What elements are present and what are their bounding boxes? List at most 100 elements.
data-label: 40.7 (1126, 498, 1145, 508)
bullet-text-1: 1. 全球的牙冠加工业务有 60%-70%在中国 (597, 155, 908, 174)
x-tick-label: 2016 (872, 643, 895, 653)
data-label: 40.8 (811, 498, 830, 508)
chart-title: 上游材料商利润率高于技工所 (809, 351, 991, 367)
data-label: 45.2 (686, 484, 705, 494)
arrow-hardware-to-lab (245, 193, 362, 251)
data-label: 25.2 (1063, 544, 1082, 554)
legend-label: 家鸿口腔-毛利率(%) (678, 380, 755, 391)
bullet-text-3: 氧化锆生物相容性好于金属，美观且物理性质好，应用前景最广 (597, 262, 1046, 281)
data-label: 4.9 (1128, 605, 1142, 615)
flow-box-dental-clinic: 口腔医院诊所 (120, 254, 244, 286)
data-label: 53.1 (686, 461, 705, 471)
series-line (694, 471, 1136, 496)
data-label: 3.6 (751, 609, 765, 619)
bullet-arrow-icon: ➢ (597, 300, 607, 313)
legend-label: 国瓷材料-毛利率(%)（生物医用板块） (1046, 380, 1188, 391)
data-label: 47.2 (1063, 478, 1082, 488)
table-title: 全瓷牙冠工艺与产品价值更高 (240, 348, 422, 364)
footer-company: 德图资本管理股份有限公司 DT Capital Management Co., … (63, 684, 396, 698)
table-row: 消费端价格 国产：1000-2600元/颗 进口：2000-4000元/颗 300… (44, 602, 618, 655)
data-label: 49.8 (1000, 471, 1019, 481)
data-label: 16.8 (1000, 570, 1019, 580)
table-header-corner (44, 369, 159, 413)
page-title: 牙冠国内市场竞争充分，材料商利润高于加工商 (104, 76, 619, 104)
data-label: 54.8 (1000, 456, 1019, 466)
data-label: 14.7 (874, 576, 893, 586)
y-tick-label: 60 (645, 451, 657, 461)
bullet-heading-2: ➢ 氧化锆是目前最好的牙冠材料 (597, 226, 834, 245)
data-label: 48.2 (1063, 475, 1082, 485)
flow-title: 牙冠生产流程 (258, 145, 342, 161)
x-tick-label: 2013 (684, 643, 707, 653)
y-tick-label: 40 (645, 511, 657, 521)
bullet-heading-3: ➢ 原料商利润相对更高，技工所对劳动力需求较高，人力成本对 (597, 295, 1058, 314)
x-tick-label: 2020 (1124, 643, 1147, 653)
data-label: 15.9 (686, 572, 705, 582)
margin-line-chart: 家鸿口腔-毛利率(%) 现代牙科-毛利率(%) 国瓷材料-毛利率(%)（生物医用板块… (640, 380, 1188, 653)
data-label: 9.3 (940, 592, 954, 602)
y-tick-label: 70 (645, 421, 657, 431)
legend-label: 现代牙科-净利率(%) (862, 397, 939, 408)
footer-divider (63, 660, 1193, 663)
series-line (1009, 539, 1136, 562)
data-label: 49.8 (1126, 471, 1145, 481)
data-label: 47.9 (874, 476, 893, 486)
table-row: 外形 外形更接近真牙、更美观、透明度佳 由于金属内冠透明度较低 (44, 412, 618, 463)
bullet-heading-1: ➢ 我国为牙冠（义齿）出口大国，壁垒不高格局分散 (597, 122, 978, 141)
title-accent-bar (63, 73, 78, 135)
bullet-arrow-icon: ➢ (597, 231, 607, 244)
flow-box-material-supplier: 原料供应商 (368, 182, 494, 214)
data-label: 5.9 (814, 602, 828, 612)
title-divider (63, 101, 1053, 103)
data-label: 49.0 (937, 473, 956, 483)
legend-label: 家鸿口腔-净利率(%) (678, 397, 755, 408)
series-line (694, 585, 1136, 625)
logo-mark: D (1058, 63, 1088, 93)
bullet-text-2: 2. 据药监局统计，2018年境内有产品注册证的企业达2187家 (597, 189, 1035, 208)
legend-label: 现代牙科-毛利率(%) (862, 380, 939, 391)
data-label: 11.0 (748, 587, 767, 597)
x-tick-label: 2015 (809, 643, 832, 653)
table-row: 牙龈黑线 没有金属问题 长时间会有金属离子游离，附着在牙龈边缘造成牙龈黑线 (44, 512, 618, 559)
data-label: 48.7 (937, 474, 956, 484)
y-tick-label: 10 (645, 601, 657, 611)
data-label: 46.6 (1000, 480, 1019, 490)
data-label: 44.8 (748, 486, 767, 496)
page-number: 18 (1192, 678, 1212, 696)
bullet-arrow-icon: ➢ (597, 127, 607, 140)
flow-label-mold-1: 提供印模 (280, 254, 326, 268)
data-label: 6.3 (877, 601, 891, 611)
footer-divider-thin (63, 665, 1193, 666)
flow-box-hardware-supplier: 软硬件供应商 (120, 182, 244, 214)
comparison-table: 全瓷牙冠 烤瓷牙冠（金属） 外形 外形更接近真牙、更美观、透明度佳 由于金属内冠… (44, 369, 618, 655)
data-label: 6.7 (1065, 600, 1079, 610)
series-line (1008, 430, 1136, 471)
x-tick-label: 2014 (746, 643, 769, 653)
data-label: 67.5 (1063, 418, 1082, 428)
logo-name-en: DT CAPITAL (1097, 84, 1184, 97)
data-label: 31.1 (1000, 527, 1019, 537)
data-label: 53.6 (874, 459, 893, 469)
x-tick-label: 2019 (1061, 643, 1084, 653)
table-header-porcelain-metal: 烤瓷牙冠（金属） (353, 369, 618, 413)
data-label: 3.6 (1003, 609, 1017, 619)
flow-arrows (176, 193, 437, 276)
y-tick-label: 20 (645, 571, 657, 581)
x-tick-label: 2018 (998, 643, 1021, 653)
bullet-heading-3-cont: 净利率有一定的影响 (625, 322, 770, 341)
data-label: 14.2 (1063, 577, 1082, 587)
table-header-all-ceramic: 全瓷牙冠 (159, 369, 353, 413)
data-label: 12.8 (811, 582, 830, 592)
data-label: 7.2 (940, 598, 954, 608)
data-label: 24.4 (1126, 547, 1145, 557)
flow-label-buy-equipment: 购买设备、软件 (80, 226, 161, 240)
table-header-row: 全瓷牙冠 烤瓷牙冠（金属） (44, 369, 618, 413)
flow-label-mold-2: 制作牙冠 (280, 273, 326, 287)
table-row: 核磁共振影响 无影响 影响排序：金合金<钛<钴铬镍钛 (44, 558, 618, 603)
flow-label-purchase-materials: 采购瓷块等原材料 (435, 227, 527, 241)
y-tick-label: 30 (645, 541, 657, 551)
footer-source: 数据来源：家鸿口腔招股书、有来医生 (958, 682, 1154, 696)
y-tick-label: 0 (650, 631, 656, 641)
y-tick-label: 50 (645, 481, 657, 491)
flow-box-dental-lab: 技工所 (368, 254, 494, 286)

================================

Please present each line of the data above as an item in a numbered list, omitting any blank lines.

1. What elements are present and what are their bounding boxes? List at most 100 elements.
2. data-label: 40.7 (1126, 498, 1145, 508)
3. bullet-text-1: 1. 全球的牙冠加工业务有 60%-70%在中国 (597, 155, 908, 174)
4. x-tick-label: 2016 (872, 643, 895, 653)
5. data-label: 40.8 (811, 498, 830, 508)
6. chart-title: 上游材料商利润率高于技工所 (809, 351, 991, 367)
7. data-label: 45.2 (686, 484, 705, 494)
8. arrow-hardware-to-lab (245, 193, 362, 251)
9. data-label: 25.2 (1063, 544, 1082, 554)
10. legend-label: 家鸿口腔-毛利率(%) (678, 380, 755, 391)
11. bullet-text-3: 氧化锆生物相容性好于金属，美观且物理性质好，应用前景最广 (597, 262, 1046, 281)
12. data-label: 4.9 (1128, 605, 1142, 615)
13. flow-box-dental-clinic: 口腔医院诊所 (120, 254, 244, 286)
14. data-label: 53.1 (686, 461, 705, 471)
15. series-line (694, 471, 1136, 496)
16. data-label: 3.6 (751, 609, 765, 619)
17. bullet-arrow-icon: ➢ (597, 300, 607, 313)
18. legend-label: 国瓷材料-毛利率(%)（生物医用板块） (1046, 380, 1188, 391)
19. data-label: 47.2 (1063, 478, 1082, 488)
20. table-title: 全瓷牙冠工艺与产品价值更高 (240, 348, 422, 364)
21. footer-company: 德图资本管理股份有限公司 DT Capital Management Co., … (63, 684, 396, 698)
22. table-row: 消费端价格 国产：1000-2600元/颗 进口：2000-4000元/颗 300… (44, 602, 618, 655)
23. data-label: 49.8 (1000, 471, 1019, 481)
24. data-label: 16.8 (1000, 570, 1019, 580)
25. table-header-corner (44, 369, 159, 413)
26. page-title: 牙冠国内市场竞争充分，材料商利润高于加工商 (104, 76, 619, 104)
27. data-label: 54.8 (1000, 456, 1019, 466)
28. data-label: 14.7 (874, 576, 893, 586)
29. y-tick-label: 60 (645, 451, 657, 461)
30. bullet-heading-2: ➢ 氧化锆是目前最好的牙冠材料 (597, 226, 834, 245)
31. data-label: 48.2 (1063, 475, 1082, 485)
32. flow-title: 牙冠生产流程 (258, 145, 342, 161)
33. x-tick-label: 2013 (684, 643, 707, 653)
34. y-tick-label: 40 (645, 511, 657, 521)
35. bullet-heading-3: ➢ 原料商利润相对更高，技工所对劳动力需求较高，人力成本对 (597, 295, 1058, 314)
36. x-tick-label: 2020 (1124, 643, 1147, 653)
37. data-label: 15.9 (686, 572, 705, 582)
38. margin-line-chart: 家鸿口腔-毛利率(%) 现代牙科-毛利率(%) 国瓷材料-毛利率(%)（生物医用板块… (640, 380, 1188, 653)
39. data-label: 9.3 (940, 592, 954, 602)
40. y-tick-label: 70 (645, 421, 657, 431)
41. legend-label: 现代牙科-净利率(%) (862, 397, 939, 408)
42. footer-divider (63, 660, 1193, 663)
43. series-line (1009, 539, 1136, 562)
44. data-label: 49.8 (1126, 471, 1145, 481)
45. data-label: 47.9 (874, 476, 893, 486)
46. table-row: 外形 外形更接近真牙、更美观、透明度佳 由于金属内冠透明度较低 (44, 412, 618, 463)
47. bullet-heading-1: ➢ 我国为牙冠（义齿）出口大国，壁垒不高格局分散 (597, 122, 978, 141)
48. title-accent-bar (63, 73, 78, 135)
49. bullet-arrow-icon: ➢ (597, 231, 607, 244)
50. flow-box-material-supplier: 原料供应商 (368, 182, 494, 214)
51. data-label: 5.9 (814, 602, 828, 612)
52. title-divider (63, 101, 1053, 103)
53. data-label: 49.0 (937, 473, 956, 483)
54. legend-label: 家鸿口腔-净利率(%) (678, 397, 755, 408)
55. series-line (694, 585, 1136, 625)
56. logo-mark: D (1058, 63, 1088, 93)
57. bullet-text-2: 2. 据药监局统计，2018年境内有产品注册证的企业达2187家 (597, 189, 1035, 208)
58. legend-label: 现代牙科-毛利率(%) (862, 380, 939, 391)
59. data-label: 11.0 (748, 587, 767, 597)
60. x-tick-label: 2015 (809, 643, 832, 653)
61. table-row: 牙龈黑线 没有金属问题 长时间会有金属离子游离，附着在牙龈边缘造成牙龈黑线 (44, 512, 618, 559)
62. data-label: 48.7 (937, 474, 956, 484)
63. y-tick-label: 10 (645, 601, 657, 611)
64. data-label: 46.6 (1000, 480, 1019, 490)
65. data-label: 44.8 (748, 486, 767, 496)
66. page-number: 18 (1192, 678, 1212, 696)
67. bullet-arrow-icon: ➢ (597, 127, 607, 140)
68. flow-label-mold-1: 提供印模 (280, 254, 326, 268)
69. data-label: 6.3 (877, 601, 891, 611)
70. footer-divider-thin (63, 665, 1193, 666)
71. flow-box-hardware-supplier: 软硬件供应商 (120, 182, 244, 214)
72. comparison-table: 全瓷牙冠 烤瓷牙冠（金属） 外形 外形更接近真牙、更美观、透明度佳 由于金属内冠… (44, 369, 618, 655)
73. data-label: 6.7 (1065, 600, 1079, 610)
74. series-line (1008, 430, 1136, 471)
75. x-tick-label: 2014 (746, 643, 769, 653)
76. data-label: 67.5 (1063, 418, 1082, 428)
77. logo-name-en: DT CAPITAL (1097, 84, 1184, 97)
78. data-label: 31.1 (1000, 527, 1019, 537)
79. data-label: 53.6 (874, 459, 893, 469)
80. x-tick-label: 2019 (1061, 643, 1084, 653)
81. table-header-porcelain-metal: 烤瓷牙冠（金属） (353, 369, 618, 413)
82. data-label: 3.6 (1003, 609, 1017, 619)
83. flow-arrows (176, 193, 437, 276)
84. y-tick-label: 20 (645, 571, 657, 581)
85. x-tick-label: 2018 (998, 643, 1021, 653)
86. bullet-heading-3-cont: 净利率有一定的影响 (625, 322, 770, 341)
87. data-label: 14.2 (1063, 577, 1082, 587)
88. table-header-all-ceramic: 全瓷牙冠 (159, 369, 353, 413)
89. data-label: 12.8 (811, 582, 830, 592)
90. data-label: 7.2 (940, 598, 954, 608)
91. data-label: 24.4 (1126, 547, 1145, 557)
92. flow-label-buy-equipment: 购买设备、软件 (80, 226, 161, 240)
93. table-header-row: 全瓷牙冠 烤瓷牙冠（金属） (44, 369, 618, 413)
94. flow-label-mold-2: 制作牙冠 (280, 273, 326, 287)
95. table-row: 核磁共振影响 无影响 影响排序：金合金<钛<钴铬镍钛 (44, 558, 618, 603)
96. flow-label-purchase-materials: 采购瓷块等原材料 (435, 227, 527, 241)
97. y-tick-label: 30 (645, 541, 657, 551)
98. footer-source: 数据来源：家鸿口腔招股书、有来医生 (958, 682, 1154, 696)
99. y-tick-label: 0 (650, 631, 656, 641)
100. y-tick-label: 50 (645, 481, 657, 491)
101. flow-box-dental-lab: 技工所 (368, 254, 494, 286)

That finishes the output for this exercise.